§ **Dataset entries**:
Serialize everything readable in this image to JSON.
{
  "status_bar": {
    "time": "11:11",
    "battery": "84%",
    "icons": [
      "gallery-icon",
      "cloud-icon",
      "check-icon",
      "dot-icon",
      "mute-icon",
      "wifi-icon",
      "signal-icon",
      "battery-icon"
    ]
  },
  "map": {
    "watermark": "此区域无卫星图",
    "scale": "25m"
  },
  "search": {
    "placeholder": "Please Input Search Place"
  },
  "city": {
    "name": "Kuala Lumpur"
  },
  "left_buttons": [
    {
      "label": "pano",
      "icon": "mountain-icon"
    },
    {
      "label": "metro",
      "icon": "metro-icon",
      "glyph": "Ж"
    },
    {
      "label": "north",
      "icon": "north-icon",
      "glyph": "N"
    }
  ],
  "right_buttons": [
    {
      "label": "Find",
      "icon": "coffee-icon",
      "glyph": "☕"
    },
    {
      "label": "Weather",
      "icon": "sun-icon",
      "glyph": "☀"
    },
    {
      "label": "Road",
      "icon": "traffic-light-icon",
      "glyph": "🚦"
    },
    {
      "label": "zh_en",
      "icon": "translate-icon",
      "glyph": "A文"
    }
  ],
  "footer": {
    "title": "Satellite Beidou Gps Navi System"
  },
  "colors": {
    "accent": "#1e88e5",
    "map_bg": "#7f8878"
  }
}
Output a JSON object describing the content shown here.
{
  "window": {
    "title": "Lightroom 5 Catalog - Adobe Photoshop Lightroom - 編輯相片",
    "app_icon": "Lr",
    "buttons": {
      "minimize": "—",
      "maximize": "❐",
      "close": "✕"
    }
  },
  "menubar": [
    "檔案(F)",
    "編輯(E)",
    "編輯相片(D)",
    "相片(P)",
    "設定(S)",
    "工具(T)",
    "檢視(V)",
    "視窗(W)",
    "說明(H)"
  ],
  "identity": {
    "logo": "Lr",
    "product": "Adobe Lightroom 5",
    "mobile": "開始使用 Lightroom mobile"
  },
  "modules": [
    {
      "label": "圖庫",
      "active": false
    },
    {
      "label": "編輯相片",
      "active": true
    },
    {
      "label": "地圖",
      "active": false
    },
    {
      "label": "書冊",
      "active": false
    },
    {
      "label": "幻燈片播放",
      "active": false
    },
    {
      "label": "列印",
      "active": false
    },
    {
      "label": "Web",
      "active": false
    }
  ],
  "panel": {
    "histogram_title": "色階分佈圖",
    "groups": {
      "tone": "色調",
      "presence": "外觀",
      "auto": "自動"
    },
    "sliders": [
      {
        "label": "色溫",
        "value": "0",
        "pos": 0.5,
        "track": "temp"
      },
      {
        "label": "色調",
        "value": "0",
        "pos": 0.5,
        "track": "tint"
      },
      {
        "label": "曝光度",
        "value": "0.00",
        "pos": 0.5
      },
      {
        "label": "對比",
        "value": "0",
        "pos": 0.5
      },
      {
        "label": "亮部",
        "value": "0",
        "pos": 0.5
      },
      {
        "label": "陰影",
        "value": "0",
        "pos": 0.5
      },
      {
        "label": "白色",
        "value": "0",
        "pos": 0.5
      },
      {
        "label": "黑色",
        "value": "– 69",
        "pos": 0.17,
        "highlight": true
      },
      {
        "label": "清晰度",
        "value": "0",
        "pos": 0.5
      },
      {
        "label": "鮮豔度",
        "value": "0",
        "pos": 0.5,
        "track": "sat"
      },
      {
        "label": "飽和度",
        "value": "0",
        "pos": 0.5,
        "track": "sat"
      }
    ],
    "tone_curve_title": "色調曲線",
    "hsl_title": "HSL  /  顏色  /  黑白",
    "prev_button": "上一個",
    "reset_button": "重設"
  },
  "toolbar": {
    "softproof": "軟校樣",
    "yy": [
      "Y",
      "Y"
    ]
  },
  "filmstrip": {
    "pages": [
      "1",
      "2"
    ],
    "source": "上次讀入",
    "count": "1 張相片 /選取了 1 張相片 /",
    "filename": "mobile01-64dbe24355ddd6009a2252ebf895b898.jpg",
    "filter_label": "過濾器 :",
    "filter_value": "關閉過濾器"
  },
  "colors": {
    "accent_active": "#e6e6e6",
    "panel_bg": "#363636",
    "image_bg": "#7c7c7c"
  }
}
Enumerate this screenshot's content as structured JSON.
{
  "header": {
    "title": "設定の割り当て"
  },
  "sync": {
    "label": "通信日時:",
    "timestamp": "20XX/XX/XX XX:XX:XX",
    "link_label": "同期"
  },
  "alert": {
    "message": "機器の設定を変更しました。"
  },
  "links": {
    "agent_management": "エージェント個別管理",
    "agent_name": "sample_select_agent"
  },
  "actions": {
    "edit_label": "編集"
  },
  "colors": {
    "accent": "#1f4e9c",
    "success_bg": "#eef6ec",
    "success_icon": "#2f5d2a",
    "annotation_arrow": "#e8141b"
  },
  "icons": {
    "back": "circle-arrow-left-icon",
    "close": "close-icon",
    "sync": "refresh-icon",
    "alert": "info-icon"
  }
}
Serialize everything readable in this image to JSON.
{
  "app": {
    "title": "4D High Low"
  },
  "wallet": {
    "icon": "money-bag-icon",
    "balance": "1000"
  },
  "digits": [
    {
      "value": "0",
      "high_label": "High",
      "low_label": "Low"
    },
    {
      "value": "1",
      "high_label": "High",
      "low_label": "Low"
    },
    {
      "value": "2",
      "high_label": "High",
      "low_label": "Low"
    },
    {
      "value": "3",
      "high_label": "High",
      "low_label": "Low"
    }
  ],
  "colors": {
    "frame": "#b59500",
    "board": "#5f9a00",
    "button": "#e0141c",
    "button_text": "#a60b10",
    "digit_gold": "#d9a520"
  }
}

§ **What is expected**: Reproduce all of the entries word for word.

§ **In response**:
Serialize everything readable in this image to JSON.
{
  "status_bar": {
    "time": "11:11",
    "battery": "84%",
    "icons": [
      "gallery-icon",
      "cloud-icon",
      "check-icon",
      "dot-icon",
      "mute-icon",
      "wifi-icon",
      "signal-icon",
      "battery-icon"
    ]
  },
  "map": {
    "watermark": "此区域无卫星图",
    "scale": "25m"
  },
  "search": {
    "placeholder": "Please Input Search Place"
  },
  "city": {
    "name": "Kuala Lumpur"
  },
  "left_buttons": [
    {
      "label": "pano",
      "icon": "mountain-icon"
    },
    {
      "label": "metro",
      "icon": "metro-icon",
      "glyph": "Ж"
    },
    {
      "label": "north",
      "icon": "north-icon",
      "glyph": "N"
    }
  ],
  "right_buttons": [
    {
      "label": "Find",
      "icon": "coffee-icon",
      "glyph": "☕"
    },
    {
      "label": "Weather",
      "icon": "sun-icon",
      "glyph": "☀"
    },
    {
      "label": "Road",
      "icon": "traffic-light-icon",
      "glyph": "🚦"
    },
    {
      "label": "zh_en",
      "icon": "translate-icon",
      "glyph": "A文"
    }
  ],
  "footer": {
    "title": "Satellite Beidou Gps Navi System"
  },
  "colors": {
    "accent": "#1e88e5",
    "map_bg": "#7f8878"
  }
}
Output a JSON object describing the content shown here.
{
  "window": {
    "title": "Lightroom 5 Catalog - Adobe Photoshop Lightroom - 編輯相片",
    "app_icon": "Lr",
    "buttons": {
      "minimize": "—",
      "maximize": "❐",
      "close": "✕"
    }
  },
  "menubar": [
    "檔案(F)",
    "編輯(E)",
    "編輯相片(D)",
    "相片(P)",
    "設定(S)",
    "工具(T)",
    "檢視(V)",
    "視窗(W)",
    "說明(H)"
  ],
  "identity": {
    "logo": "Lr",
    "product": "Adobe Lightroom 5",
    "mobile": "開始使用 Lightroom mobile"
  },
  "modules": [
    {
      "label": "圖庫",
      "active": false
    },
    {
      "label": "編輯相片",
      "active": true
    },
    {
      "label": "地圖",
      "active": false
    },
    {
      "label": "書冊",
      "active": false
    },
    {
      "label": "幻燈片播放",
      "active": false
    },
    {
      "label": "列印",
      "active": false
    },
    {
      "label": "Web",
      "active": false
    }
  ],
  "panel": {
    "histogram_title": "色階分佈圖",
    "groups": {
      "tone": "色調",
      "presence": "外觀",
      "auto": "自動"
    },
    "sliders": [
      {
        "label": "色溫",
        "value": "0",
        "pos": 0.5,
        "track": "temp"
      },
      {
        "label": "色調",
        "value": "0",
        "pos": 0.5,
        "track": "tint"
      },
      {
        "label": "曝光度",
        "value": "0.00",
        "pos": 0.5
      },
      {
        "label": "對比",
        "value": "0",
        "pos": 0.5
      },
      {
        "label": "亮部",
        "value": "0",
        "pos": 0.5
      },
      {
        "label": "陰影",
        "value": "0",
        "pos": 0.5
      },
      {
        "label": "白色",
        "value": "0",
        "pos": 0.5
      },
      {
        "label": "黑色",
        "value": "– 69",
        "pos": 0.17,
        "highlight": true
      },
      {
        "label": "清晰度",
        "value": "0",
        "pos": 0.5
      },
      {
        "label": "鮮豔度",
        "value": "0",
        "pos": 0.5,
        "track": "sat"
      },
      {
        "label": "飽和度",
        "value": "0",
        "pos": 0.5,
        "track": "sat"
      }
    ],
    "tone_curve_title": "色調曲線",
    "hsl_title": "HSL  /  顏色  /  黑白",
    "prev_button": "上一個",
    "reset_button": "重設"
  },
  "toolbar": {
    "softproof": "軟校樣",
    "yy": [
      "Y",
      "Y"
    ]
  },
  "filmstrip": {
    "pages": [
      "1",
      "2"
    ],
    "source": "上次讀入",
    "count": "1 張相片 /選取了 1 張相片 /",
    "filename": "mobile01-64dbe24355ddd6009a2252ebf895b898.jpg",
    "filter_label": "過濾器 :",
    "filter_value": "關閉過濾器"
  },
  "colors": {
    "accent_active": "#e6e6e6",
    "panel_bg": "#363636",
    "image_bg": "#7c7c7c"
  }
}
Enumerate this screenshot's content as structured JSON.
{
  "header": {
    "title": "設定の割り当て"
  },
  "sync": {
    "label": "通信日時:",
    "timestamp": "20XX/XX/XX XX:XX:XX",
    "link_label": "同期"
  },
  "alert": {
    "message": "機器の設定を変更しました。"
  },
  "links": {
    "agent_management": "エージェント個別管理",
    "agent_name": "sample_select_agent"
  },
  "actions": {
    "edit_label": "編集"
  },
  "colors": {
    "accent": "#1f4e9c",
    "success_bg": "#eef6ec",
    "success_icon": "#2f5d2a",
    "annotation_arrow": "#e8141b"
  },
  "icons": {
    "back": "circle-arrow-left-icon",
    "close": "close-icon",
    "sync": "refresh-icon",
    "alert": "info-icon"
  }
}
Serialize everything readable in this image to JSON.
{
  "app": {
    "title": "4D High Low"
  },
  "wallet": {
    "icon": "money-bag-icon",
    "balance": "1000"
  },
  "digits": [
    {
      "value": "0",
      "high_label": "High",
      "low_label": "Low"
    },
    {
      "value": "1",
      "high_label": "High",
      "low_label": "Low"
    },
    {
      "value": "2",
      "high_label": "High",
      "low_label": "Low"
    },
    {
      "value": "3",
      "high_label": "High",
      "low_label": "Low"
    }
  ],
  "colors": {
    "frame": "#b59500",
    "board": "#5f9a00",
    "button": "#e0141c",
    "button_text": "#a60b10",
    "digit_gold": "#d9a520"
  }
}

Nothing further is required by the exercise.